▶ _Records from a dataset_

(begin)

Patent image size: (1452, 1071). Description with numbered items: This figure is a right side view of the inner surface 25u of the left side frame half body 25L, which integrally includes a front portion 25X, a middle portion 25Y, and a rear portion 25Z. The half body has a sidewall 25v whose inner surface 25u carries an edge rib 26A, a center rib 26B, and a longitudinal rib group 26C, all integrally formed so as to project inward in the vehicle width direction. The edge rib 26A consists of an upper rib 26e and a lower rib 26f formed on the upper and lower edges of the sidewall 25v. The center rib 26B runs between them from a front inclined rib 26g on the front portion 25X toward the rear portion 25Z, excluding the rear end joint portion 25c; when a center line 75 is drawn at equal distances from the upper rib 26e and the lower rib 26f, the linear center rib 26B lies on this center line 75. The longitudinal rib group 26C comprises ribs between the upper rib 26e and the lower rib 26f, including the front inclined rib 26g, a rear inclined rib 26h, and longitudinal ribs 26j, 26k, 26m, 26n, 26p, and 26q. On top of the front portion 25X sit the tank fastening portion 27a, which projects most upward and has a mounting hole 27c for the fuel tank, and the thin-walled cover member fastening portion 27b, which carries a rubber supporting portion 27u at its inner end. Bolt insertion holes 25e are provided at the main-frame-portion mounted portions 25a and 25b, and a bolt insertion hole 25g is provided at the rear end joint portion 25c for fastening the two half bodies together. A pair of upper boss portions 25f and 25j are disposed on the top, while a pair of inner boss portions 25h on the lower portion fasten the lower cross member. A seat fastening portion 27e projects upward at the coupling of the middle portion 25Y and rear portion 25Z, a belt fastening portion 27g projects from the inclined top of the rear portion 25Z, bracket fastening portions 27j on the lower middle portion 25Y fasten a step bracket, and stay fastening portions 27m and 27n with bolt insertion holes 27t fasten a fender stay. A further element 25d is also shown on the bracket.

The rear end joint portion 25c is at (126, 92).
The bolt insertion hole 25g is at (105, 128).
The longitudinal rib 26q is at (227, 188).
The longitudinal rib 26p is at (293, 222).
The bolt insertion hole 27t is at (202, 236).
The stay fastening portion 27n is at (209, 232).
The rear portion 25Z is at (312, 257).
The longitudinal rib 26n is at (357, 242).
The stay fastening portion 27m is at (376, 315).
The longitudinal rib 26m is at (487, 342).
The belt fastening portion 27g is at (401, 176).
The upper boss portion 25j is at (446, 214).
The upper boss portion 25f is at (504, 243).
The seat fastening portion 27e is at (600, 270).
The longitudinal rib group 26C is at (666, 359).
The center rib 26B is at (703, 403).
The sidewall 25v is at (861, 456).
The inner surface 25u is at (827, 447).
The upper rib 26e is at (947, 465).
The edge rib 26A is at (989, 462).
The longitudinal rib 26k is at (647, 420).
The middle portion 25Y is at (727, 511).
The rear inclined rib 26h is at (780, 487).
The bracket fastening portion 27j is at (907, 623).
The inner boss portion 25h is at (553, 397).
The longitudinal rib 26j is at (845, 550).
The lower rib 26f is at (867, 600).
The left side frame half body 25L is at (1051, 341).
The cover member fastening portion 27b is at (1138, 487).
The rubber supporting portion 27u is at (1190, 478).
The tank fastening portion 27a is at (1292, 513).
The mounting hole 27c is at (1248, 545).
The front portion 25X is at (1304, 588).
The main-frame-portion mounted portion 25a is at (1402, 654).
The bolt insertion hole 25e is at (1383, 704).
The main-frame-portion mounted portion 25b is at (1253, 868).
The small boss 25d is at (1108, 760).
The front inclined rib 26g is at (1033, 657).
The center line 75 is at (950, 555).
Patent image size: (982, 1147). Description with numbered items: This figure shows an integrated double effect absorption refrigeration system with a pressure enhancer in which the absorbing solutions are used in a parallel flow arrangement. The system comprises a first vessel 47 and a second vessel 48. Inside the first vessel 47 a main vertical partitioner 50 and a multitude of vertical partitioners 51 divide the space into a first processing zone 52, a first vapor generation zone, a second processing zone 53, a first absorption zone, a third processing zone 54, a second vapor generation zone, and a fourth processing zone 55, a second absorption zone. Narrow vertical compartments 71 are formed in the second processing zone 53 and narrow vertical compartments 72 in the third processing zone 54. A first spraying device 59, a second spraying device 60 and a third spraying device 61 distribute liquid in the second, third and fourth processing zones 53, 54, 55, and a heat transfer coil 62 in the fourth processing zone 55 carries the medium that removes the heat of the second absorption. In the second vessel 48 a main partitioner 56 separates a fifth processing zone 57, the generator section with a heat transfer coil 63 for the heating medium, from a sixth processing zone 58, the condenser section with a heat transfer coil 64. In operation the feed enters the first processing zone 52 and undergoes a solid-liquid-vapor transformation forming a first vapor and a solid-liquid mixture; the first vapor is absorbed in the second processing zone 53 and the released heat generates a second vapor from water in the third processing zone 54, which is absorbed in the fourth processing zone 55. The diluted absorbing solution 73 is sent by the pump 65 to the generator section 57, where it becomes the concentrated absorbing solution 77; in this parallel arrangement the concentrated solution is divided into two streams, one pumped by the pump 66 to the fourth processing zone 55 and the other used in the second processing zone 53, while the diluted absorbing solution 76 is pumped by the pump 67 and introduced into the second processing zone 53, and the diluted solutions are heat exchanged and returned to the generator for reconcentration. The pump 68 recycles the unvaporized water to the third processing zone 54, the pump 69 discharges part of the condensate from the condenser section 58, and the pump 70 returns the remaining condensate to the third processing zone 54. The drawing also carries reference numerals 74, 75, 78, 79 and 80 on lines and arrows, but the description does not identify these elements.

(end)

▶ _WRITTEN PROBLEM_
Output the rows as a two-column CSV headed text and answer, beginning at the first row and stopping after the line that contains "The rear end joint portion 25c is". Give one CSV line per row, with each value in a quoted field and line breaks turned into spaces.

▶ _RESULT OF THE TASK_
text,answer
"Patent image size: (1452, 1071). Description with numbered items: This figure is a right side view of the inner surface 25u of the left side frame half body 25L, which integrally includes a front portion 25X, a middle portion 25Y, and a rear portion 25Z. The half body has a sidewall 25v whose inner surface 25u carries an edge rib 26A, a center rib 26B, and a longitudinal rib group 26C, all integrally formed so as to project inward in the vehicle width direction. The edge rib 26A consists of an upper rib 26e and a lower rib 26f formed on the upper and lower edges of the sidewall 25v. The center rib 26B runs between them from a front inclined rib 26g on the front portion 25X toward the rear portion 25Z, excluding the rear end joint portion 25c; when a center line 75 is drawn at equal distances from the upper rib 26e and the lower rib 26f, the linear center rib 26B lies on this center line 75. The longitudinal rib group 26C comprises ribs between the upper rib 26e and the lower rib 26f, including the front inclined rib 26g, a rear inclined rib 26h, and longitudinal ribs 26j, 26k, 26m, 26n, 26p, and 26q. On top of the front portion 25X sit the tank fastening portion 27a, which projects most upward and has a mounting hole 27c for the fuel tank, and the thin-walled cover member fastening portion 27b, which carries a rubber supporting portion 27u at its inner end. Bolt insertion holes 25e are provided at the main-frame-portion mounted portions 25a and 25b, and a bolt insertion hole 25g is provided at the rear end joint portion 25c for fastening the two half bodies together. A pair of upper boss portions 25f and 25j are disposed on the top, while a pair of inner boss portions 25h on the lower portion fasten the lower cross member. A seat fastening portion 27e projects upward at the coupling of the middle portion 25Y and rear portion 25Z, a belt fastening portion 27g projects from the inclined top of the rear portion 25Z, bracket fastening portions 27j on the lower middle portion 25Y fasten a step bracket, and stay fastening portions 27m and 27n with bolt insertion holes 27t fasten a fender stay. A further element 25d is also shown on the bracket.","The rear end joint portion 25c is at (126, 92)."